[Stored items from a collection]
★ ★ ★ ★ ★ ★ ★
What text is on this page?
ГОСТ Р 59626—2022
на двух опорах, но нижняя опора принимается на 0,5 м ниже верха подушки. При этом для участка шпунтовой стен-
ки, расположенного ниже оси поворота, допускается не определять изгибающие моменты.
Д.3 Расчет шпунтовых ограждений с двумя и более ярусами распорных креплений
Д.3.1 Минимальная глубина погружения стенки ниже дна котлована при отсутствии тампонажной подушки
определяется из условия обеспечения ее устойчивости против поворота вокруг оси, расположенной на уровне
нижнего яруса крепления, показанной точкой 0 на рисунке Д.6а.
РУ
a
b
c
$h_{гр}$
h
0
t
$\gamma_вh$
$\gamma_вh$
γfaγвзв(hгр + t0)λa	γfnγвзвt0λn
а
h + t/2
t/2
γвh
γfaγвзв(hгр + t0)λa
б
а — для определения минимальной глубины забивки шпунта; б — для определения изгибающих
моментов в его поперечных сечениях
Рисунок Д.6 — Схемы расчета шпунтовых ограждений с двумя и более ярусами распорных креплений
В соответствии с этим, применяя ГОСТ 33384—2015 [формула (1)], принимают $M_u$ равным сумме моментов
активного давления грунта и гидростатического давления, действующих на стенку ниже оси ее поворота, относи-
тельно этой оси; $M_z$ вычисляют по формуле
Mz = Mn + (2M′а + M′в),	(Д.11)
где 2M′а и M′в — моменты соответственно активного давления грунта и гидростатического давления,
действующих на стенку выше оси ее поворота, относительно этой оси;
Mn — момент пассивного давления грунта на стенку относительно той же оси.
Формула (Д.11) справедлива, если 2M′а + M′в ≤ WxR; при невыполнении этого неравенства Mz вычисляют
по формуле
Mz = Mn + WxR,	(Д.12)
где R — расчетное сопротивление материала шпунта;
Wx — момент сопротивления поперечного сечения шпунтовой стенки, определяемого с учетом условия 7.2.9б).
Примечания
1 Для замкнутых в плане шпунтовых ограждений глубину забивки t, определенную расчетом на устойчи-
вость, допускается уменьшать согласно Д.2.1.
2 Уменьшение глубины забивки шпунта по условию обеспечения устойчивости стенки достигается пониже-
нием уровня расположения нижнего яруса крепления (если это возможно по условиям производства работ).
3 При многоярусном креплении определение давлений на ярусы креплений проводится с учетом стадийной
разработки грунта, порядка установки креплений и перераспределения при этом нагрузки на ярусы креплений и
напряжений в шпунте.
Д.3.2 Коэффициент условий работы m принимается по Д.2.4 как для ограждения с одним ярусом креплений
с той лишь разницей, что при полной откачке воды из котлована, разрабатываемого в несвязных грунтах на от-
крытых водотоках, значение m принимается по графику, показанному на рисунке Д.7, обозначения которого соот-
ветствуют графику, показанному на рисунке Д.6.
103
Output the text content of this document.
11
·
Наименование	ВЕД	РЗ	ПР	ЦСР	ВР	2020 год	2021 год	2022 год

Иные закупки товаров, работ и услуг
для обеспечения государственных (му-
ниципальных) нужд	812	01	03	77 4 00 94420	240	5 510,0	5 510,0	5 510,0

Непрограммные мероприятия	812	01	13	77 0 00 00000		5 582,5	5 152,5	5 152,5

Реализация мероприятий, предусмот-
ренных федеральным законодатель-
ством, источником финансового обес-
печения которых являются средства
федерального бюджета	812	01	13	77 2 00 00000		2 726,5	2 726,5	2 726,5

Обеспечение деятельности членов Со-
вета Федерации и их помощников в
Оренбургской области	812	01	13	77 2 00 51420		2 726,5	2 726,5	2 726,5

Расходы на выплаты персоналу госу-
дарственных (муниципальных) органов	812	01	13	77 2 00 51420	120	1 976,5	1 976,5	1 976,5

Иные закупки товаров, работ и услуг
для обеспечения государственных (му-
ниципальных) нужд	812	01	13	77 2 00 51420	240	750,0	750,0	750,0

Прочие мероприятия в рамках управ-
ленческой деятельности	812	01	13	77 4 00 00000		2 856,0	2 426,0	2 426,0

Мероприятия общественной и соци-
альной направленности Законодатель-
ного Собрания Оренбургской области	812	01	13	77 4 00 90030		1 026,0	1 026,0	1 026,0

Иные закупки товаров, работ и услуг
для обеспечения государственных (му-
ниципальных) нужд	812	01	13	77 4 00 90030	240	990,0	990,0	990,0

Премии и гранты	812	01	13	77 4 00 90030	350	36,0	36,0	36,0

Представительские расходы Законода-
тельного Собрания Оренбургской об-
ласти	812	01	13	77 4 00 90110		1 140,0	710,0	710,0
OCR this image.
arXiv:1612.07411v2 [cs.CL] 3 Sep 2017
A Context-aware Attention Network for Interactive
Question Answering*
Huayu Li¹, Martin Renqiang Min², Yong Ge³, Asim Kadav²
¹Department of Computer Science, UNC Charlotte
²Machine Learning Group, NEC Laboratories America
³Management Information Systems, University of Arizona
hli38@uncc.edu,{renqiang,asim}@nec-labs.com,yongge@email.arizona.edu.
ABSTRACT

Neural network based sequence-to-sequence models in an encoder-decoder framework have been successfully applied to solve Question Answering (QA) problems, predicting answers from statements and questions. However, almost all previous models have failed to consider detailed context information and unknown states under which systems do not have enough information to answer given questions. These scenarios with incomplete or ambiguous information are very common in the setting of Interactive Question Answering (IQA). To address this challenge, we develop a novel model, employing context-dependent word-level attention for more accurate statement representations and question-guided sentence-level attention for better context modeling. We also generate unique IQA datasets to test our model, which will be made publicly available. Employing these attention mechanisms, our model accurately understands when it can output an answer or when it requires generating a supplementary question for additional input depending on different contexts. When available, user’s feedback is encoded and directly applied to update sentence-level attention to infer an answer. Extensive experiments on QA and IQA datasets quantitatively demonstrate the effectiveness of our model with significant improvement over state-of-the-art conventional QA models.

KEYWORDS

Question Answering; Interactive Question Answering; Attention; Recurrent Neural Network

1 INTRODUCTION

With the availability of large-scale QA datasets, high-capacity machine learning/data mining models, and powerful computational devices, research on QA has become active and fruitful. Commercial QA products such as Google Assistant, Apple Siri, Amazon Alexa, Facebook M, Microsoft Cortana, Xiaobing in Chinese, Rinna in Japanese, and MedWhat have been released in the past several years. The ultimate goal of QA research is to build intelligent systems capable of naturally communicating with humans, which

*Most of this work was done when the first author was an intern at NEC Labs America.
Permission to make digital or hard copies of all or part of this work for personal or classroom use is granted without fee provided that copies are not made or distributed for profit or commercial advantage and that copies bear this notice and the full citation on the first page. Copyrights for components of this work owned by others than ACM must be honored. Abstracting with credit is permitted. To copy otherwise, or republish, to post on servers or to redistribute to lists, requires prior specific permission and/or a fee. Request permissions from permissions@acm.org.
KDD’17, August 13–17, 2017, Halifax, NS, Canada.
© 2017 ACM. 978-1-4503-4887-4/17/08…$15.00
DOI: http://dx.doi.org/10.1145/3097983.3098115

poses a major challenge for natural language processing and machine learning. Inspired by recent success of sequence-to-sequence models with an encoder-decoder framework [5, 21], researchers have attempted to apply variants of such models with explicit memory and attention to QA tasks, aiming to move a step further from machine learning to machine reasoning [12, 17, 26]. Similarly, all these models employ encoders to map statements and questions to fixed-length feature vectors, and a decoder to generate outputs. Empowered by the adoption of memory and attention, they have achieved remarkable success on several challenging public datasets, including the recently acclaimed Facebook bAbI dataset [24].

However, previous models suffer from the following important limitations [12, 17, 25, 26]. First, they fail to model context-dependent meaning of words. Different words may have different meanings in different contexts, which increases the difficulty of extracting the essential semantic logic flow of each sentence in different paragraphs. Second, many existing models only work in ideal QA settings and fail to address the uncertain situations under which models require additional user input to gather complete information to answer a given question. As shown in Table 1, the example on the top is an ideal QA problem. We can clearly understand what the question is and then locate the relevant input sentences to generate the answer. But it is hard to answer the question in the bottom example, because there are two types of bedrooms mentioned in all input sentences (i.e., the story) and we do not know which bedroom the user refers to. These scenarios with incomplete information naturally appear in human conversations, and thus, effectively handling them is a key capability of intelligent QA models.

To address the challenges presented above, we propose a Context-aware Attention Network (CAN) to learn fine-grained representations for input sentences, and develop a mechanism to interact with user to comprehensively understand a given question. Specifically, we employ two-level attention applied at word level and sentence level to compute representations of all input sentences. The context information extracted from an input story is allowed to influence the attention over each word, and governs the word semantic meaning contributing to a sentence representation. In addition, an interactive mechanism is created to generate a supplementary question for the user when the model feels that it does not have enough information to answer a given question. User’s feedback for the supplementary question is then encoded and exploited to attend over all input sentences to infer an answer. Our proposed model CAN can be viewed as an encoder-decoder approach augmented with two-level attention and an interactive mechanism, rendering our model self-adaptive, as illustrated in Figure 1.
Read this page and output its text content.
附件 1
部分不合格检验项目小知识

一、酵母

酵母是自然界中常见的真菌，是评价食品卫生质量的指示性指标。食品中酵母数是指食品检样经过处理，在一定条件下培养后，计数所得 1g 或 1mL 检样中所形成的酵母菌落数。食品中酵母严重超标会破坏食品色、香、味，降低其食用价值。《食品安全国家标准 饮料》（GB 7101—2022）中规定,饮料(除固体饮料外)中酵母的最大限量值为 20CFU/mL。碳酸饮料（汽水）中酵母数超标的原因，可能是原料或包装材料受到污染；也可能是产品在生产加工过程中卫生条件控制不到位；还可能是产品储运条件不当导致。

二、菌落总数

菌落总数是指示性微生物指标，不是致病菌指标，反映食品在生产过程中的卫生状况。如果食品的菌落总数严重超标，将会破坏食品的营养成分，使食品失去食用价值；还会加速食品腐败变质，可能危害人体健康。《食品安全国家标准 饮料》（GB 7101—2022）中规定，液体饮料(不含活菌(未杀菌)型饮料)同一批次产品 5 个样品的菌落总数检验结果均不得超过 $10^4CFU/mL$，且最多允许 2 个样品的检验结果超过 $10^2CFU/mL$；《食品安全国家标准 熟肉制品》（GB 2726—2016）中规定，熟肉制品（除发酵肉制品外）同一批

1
★ ★ ★ ★ ★ ★ ★
- _Required work_: Copy each line of the data above that holds "рисунке".

- _Written answer_:
нижнего яруса крепления, показанной точкой 0 на рисунке Д.6а.
крытых водотоках, значение m принимается по графику, показанному на рисунке Д.7, обозначения которого соот-
ветствуют графику, показанному на рисунке Д.6.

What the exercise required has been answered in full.